Gather all lines from the material that contain "southeast".

■ **DATASET ENTRIES**:
━━━━

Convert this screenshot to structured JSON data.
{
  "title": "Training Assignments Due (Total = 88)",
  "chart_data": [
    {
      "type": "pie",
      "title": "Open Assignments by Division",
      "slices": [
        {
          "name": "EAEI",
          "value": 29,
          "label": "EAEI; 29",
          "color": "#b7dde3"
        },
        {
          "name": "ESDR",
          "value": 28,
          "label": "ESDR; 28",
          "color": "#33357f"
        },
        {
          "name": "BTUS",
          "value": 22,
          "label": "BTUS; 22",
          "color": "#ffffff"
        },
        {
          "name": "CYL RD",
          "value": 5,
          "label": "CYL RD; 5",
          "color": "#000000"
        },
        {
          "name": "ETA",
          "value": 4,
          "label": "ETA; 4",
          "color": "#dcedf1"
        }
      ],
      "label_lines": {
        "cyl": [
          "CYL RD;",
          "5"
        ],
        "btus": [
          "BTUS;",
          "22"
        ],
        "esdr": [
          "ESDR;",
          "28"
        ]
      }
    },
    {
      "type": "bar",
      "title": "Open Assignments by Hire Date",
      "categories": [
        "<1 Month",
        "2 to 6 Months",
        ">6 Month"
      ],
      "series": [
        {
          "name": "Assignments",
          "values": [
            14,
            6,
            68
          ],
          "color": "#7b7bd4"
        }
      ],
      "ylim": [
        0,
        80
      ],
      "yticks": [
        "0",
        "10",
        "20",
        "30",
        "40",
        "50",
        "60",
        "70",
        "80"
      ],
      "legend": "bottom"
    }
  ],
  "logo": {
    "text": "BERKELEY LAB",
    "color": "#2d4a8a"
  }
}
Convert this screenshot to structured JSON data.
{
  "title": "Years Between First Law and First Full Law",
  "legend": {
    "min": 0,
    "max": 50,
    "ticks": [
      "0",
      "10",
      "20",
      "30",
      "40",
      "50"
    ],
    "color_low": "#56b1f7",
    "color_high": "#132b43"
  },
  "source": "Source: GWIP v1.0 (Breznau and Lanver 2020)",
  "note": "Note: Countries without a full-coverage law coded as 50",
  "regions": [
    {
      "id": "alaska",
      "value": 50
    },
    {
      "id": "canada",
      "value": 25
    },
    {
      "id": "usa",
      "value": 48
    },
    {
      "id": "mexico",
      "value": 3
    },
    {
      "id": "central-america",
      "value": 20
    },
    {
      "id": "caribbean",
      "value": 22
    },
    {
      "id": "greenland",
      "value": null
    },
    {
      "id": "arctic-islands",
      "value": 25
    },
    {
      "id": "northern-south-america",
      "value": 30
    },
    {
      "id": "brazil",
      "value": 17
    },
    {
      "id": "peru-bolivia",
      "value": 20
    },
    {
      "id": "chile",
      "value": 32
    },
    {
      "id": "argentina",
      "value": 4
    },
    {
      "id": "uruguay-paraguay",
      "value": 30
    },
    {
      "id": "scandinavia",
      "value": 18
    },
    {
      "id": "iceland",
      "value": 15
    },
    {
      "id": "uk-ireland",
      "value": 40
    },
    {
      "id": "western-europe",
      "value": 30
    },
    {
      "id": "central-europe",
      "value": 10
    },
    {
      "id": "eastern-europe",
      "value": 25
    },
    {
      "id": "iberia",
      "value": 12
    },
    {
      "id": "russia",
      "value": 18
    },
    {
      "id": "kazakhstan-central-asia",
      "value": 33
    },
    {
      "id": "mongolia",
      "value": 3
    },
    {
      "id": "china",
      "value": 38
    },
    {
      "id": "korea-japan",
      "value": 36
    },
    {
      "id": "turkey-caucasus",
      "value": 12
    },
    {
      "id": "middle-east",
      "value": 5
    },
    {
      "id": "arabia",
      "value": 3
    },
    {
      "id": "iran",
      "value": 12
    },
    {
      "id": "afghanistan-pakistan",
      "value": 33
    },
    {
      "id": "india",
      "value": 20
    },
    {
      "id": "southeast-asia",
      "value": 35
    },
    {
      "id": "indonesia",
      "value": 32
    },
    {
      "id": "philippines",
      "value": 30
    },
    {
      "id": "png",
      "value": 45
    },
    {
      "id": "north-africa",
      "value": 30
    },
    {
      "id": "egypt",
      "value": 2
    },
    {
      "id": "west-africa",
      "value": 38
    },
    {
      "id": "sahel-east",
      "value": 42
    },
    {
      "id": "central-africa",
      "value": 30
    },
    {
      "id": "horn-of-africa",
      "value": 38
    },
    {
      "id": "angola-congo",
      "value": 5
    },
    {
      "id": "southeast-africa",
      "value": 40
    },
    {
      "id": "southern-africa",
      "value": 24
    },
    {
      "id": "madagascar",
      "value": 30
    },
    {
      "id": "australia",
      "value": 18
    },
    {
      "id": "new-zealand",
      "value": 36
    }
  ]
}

━━━━

■ **PROBLEM SOLUTION**:
      "id": "southeast-asia",
      "id": "southeast-africa",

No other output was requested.